* **Data provided**:

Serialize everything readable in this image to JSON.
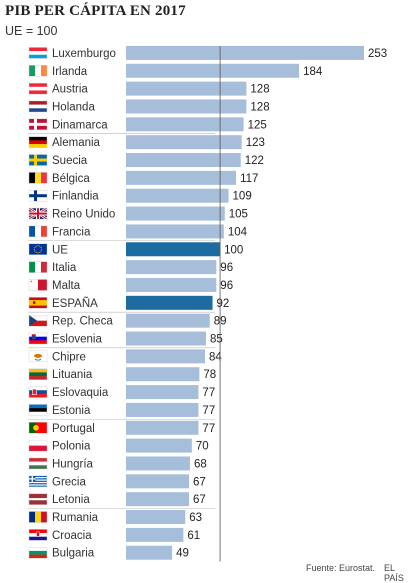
{
  "title": "PIB PER CÁPITA EN 2017",
  "subtitle": "UE = 100",
  "source": "Fuente: Eurostat.",
  "publisher": "EL PAÍS",
  "colors": {
    "bar": "#a7bedb",
    "highlight": "#1c6ca1",
    "reference_line": "#555555",
    "separator": "#bbbbbb"
  },
  "chart_data": {
    "type": "bar",
    "orientation": "horizontal",
    "title": "PIB PER CÁPITA EN 2017",
    "subtitle": "UE = 100",
    "reference_value": 100,
    "xlim": [
      0,
      253
    ],
    "categories": [
      "Luxemburgo",
      "Irlanda",
      "Austria",
      "Holanda",
      "Dinamarca",
      "Alemania",
      "Suecia",
      "Bélgica",
      "Finlandia",
      "Reino Unido",
      "Francia",
      "UE",
      "Italia",
      "Malta",
      "ESPAÑA",
      "Rep. Checa",
      "Eslovenia",
      "Chipre",
      "Lituania",
      "Eslovaquia",
      "Estonia",
      "Portugal",
      "Polonia",
      "Hungría",
      "Grecia",
      "Letonia",
      "Rumania",
      "Croacia",
      "Bulgaria"
    ],
    "values": [
      253,
      184,
      128,
      128,
      125,
      123,
      122,
      117,
      109,
      105,
      104,
      100,
      96,
      96,
      92,
      89,
      85,
      84,
      78,
      77,
      77,
      77,
      70,
      68,
      67,
      67,
      63,
      61,
      49
    ],
    "highlighted": [
      "UE",
      "ESPAÑA"
    ],
    "flags": [
      "luxembourg-flag",
      "ireland-flag",
      "austria-flag",
      "netherlands-flag",
      "denmark-flag",
      "germany-flag",
      "sweden-flag",
      "belgium-flag",
      "finland-flag",
      "uk-flag",
      "france-flag",
      "eu-flag",
      "italy-flag",
      "malta-flag",
      "spain-flag",
      "czech-flag",
      "slovenia-flag",
      "cyprus-flag",
      "lithuania-flag",
      "slovakia-flag",
      "estonia-flag",
      "portugal-flag",
      "poland-flag",
      "hungary-flag",
      "greece-flag",
      "latvia-flag",
      "romania-flag",
      "croatia-flag",
      "bulgaria-flag"
    ]
  }
}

* **Problem to solve**: The records above must be transcribed exactly. Pictures are left out of the copy.

* **Solution below**:
Serialize everything readable in this image to JSON.
{
  "title": "PIB PER CÁPITA EN 2017",
  "subtitle": "UE = 100",
  "source": "Fuente: Eurostat.",
  "publisher": "EL PAÍS",
  "colors": {
    "bar": "#a7bedb",
    "highlight": "#1c6ca1",
    "reference_line": "#555555",
    "separator": "#bbbbbb"
  },
  "chart_data": {
    "type": "bar",
    "orientation": "horizontal",
    "title": "PIB PER CÁPITA EN 2017",
    "subtitle": "UE = 100",
    "reference_value": 100,
    "xlim": [
      0,
      253
    ],
    "categories": [
      "Luxemburgo",
      "Irlanda",
      "Austria",
      "Holanda",
      "Dinamarca",
      "Alemania",
      "Suecia",
      "Bélgica",
      "Finlandia",
      "Reino Unido",
      "Francia",
      "UE",
      "Italia",
      "Malta",
      "ESPAÑA",
      "Rep. Checa",
      "Eslovenia",
      "Chipre",
      "Lituania",
      "Eslovaquia",
      "Estonia",
      "Portugal",
      "Polonia",
      "Hungría",
      "Grecia",
      "Letonia",
      "Rumania",
      "Croacia",
      "Bulgaria"
    ],
    "values": [
      253,
      184,
      128,
      128,
      125,
      123,
      122,
      117,
      109,
      105,
      104,
      100,
      96,
      96,
      92,
      89,
      85,
      84,
      78,
      77,
      77,
      77,
      70,
      68,
      67,
      67,
      63,
      61,
      49
    ],
    "highlighted": [
      "UE",
      "ESPAÑA"
    ],
    "flags": [
      "luxembourg-flag",
      "ireland-flag",
      "austria-flag",
      "netherlands-flag",
      "denmark-flag",
      "germany-flag",
      "sweden-flag",
      "belgium-flag",
      "finland-flag",
      "uk-flag",
      "france-flag",
      "eu-flag",
      "italy-flag",
      "malta-flag",
      "spain-flag",
      "czech-flag",
      "slovenia-flag",
      "cyprus-flag",
      "lithuania-flag",
      "slovakia-flag",
      "estonia-flag",
      "portugal-flag",
      "poland-flag",
      "hungary-flag",
      "greece-flag",
      "latvia-flag",
      "romania-flag",
      "croatia-flag",
      "bulgaria-flag"
    ]
  }
}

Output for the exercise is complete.